Raw records:

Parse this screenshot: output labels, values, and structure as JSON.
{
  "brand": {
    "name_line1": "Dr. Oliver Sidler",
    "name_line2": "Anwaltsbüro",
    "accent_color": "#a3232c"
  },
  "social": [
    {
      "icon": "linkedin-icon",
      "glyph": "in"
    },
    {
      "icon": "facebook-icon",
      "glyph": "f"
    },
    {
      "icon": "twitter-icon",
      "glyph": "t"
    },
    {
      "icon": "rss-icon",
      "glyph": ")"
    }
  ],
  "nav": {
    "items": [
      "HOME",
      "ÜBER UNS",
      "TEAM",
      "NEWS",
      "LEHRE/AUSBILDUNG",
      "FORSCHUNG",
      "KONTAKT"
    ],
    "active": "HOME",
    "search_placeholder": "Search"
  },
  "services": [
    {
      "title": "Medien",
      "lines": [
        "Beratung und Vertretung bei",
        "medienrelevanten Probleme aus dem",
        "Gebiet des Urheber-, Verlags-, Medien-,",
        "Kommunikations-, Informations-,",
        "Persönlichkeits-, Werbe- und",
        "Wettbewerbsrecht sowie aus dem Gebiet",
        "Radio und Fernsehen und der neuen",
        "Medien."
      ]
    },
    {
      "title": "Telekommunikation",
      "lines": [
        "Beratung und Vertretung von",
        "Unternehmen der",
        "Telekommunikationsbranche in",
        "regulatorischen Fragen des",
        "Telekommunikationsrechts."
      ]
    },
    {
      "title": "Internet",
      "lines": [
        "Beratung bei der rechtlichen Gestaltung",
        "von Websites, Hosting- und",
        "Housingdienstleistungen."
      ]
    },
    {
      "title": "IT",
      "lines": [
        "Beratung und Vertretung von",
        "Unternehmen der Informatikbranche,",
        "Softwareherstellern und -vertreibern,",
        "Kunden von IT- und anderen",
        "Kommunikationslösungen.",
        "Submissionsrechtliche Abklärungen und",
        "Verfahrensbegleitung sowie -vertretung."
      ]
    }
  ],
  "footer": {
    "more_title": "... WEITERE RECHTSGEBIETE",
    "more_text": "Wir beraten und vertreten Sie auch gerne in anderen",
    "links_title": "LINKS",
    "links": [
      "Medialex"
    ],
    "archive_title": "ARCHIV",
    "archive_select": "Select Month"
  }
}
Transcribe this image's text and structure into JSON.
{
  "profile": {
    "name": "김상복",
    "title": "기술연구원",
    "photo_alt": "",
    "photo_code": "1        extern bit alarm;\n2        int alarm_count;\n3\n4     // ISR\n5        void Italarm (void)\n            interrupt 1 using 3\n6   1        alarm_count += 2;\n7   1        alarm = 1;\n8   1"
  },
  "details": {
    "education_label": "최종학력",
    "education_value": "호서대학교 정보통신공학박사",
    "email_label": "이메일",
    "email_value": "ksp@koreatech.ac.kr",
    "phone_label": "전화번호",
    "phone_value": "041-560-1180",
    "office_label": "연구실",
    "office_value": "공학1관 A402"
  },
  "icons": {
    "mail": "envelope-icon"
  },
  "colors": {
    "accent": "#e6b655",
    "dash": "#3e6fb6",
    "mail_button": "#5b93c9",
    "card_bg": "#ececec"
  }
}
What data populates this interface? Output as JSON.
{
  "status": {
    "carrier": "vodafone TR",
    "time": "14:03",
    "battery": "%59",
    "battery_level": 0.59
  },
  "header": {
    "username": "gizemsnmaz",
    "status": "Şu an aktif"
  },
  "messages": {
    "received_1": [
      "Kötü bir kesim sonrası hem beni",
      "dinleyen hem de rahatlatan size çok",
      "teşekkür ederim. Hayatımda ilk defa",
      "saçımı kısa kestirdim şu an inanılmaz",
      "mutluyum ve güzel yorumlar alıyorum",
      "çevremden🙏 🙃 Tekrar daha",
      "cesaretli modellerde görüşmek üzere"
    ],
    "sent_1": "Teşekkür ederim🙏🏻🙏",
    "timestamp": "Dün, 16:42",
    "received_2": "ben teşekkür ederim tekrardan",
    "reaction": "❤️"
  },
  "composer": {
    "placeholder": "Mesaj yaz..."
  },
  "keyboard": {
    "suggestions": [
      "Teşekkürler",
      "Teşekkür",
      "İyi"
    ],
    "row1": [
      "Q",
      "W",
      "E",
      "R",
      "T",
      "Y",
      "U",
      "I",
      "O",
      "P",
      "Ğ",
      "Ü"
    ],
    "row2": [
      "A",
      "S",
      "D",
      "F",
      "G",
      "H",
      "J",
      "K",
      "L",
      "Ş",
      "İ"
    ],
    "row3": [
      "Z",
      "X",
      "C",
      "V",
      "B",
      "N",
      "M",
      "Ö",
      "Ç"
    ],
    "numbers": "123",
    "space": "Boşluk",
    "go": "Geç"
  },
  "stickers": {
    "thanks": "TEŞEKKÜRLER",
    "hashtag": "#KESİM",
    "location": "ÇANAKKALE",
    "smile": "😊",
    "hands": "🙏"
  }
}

Exercise description: Print the listing above in full, exactly as it is.

Output for this task:
Parse this screenshot: output labels, values, and structure as JSON.
{
  "brand": {
    "name_line1": "Dr. Oliver Sidler",
    "name_line2": "Anwaltsbüro",
    "accent_color": "#a3232c"
  },
  "social": [
    {
      "icon": "linkedin-icon",
      "glyph": "in"
    },
    {
      "icon": "facebook-icon",
      "glyph": "f"
    },
    {
      "icon": "twitter-icon",
      "glyph": "t"
    },
    {
      "icon": "rss-icon",
      "glyph": ")"
    }
  ],
  "nav": {
    "items": [
      "HOME",
      "ÜBER UNS",
      "TEAM",
      "NEWS",
      "LEHRE/AUSBILDUNG",
      "FORSCHUNG",
      "KONTAKT"
    ],
    "active": "HOME",
    "search_placeholder": "Search"
  },
  "services": [
    {
      "title": "Medien",
      "lines": [
        "Beratung und Vertretung bei",
        "medienrelevanten Probleme aus dem",
        "Gebiet des Urheber-, Verlags-, Medien-,",
        "Kommunikations-, Informations-,",
        "Persönlichkeits-, Werbe- und",
        "Wettbewerbsrecht sowie aus dem Gebiet",
        "Radio und Fernsehen und der neuen",
        "Medien."
      ]
    },
    {
      "title": "Telekommunikation",
      "lines": [
        "Beratung und Vertretung von",
        "Unternehmen der",
        "Telekommunikationsbranche in",
        "regulatorischen Fragen des",
        "Telekommunikationsrechts."
      ]
    },
    {
      "title": "Internet",
      "lines": [
        "Beratung bei der rechtlichen Gestaltung",
        "von Websites, Hosting- und",
        "Housingdienstleistungen."
      ]
    },
    {
      "title": "IT",
      "lines": [
        "Beratung und Vertretung von",
        "Unternehmen der Informatikbranche,",
        "Softwareherstellern und -vertreibern,",
        "Kunden von IT- und anderen",
        "Kommunikationslösungen.",
        "Submissionsrechtliche Abklärungen und",
        "Verfahrensbegleitung sowie -vertretung."
      ]
    }
  ],
  "footer": {
    "more_title": "... WEITERE RECHTSGEBIETE",
    "more_text": "Wir beraten und vertreten Sie auch gerne in anderen",
    "links_title": "LINKS",
    "links": [
      "Medialex"
    ],
    "archive_title": "ARCHIV",
    "archive_select": "Select Month"
  }
}
Transcribe this image's text and structure into JSON.
{
  "profile": {
    "name": "김상복",
    "title": "기술연구원",
    "photo_alt": "",
    "photo_code": "1        extern bit alarm;\n2        int alarm_count;\n3\n4     // ISR\n5        void Italarm (void)\n            interrupt 1 using 3\n6   1        alarm_count += 2;\n7   1        alarm = 1;\n8   1"
  },
  "details": {
    "education_label": "최종학력",
    "education_value": "호서대학교 정보통신공학박사",
    "email_label": "이메일",
    "email_value": "ksp@koreatech.ac.kr",
    "phone_label": "전화번호",
    "phone_value": "041-560-1180",
    "office_label": "연구실",
    "office_value": "공학1관 A402"
  },
  "icons": {
    "mail": "envelope-icon"
  },
  "colors": {
    "accent": "#e6b655",
    "dash": "#3e6fb6",
    "mail_button": "#5b93c9",
    "card_bg": "#ececec"
  }
}
What data populates this interface? Output as JSON.
{
  "status": {
    "carrier": "vodafone TR",
    "time": "14:03",
    "battery": "%59",
    "battery_level": 0.59
  },
  "header": {
    "username": "gizemsnmaz",
    "status": "Şu an aktif"
  },
  "messages": {
    "received_1": [
      "Kötü bir kesim sonrası hem beni",
      "dinleyen hem de rahatlatan size çok",
      "teşekkür ederim. Hayatımda ilk defa",
      "saçımı kısa kestirdim şu an inanılmaz",
      "mutluyum ve güzel yorumlar alıyorum",
      "çevremden🙏 🙃 Tekrar daha",
      "cesaretli modellerde görüşmek üzere"
    ],
    "sent_1": "Teşekkür ederim🙏🏻🙏",
    "timestamp": "Dün, 16:42",
    "received_2": "ben teşekkür ederim tekrardan",
    "reaction": "❤️"
  },
  "composer": {
    "placeholder": "Mesaj yaz..."
  },
  "keyboard": {
    "suggestions": [
      "Teşekkürler",
      "Teşekkür",
      "İyi"
    ],
    "row1": [
      "Q",
      "W",
      "E",
      "R",
      "T",
      "Y",
      "U",
      "I",
      "O",
      "P",
      "Ğ",
      "Ü"
    ],
    "row2": [
      "A",
      "S",
      "D",
      "F",
      "G",
      "H",
      "J",
      "K",
      "L",
      "Ş",
      "İ"
    ],
    "row3": [
      "Z",
      "X",
      "C",
      "V",
      "B",
      "N",
      "M",
      "Ö",
      "Ç"
    ],
    "numbers": "123",
    "space": "Boşluk",
    "go": "Geç"
  },
  "stickers": {
    "thanks": "TEŞEKKÜRLER",
    "hashtag": "#KESİM",
    "location": "ÇANAKKALE",
    "smile": "😊",
    "hands": "🙏"
  }
}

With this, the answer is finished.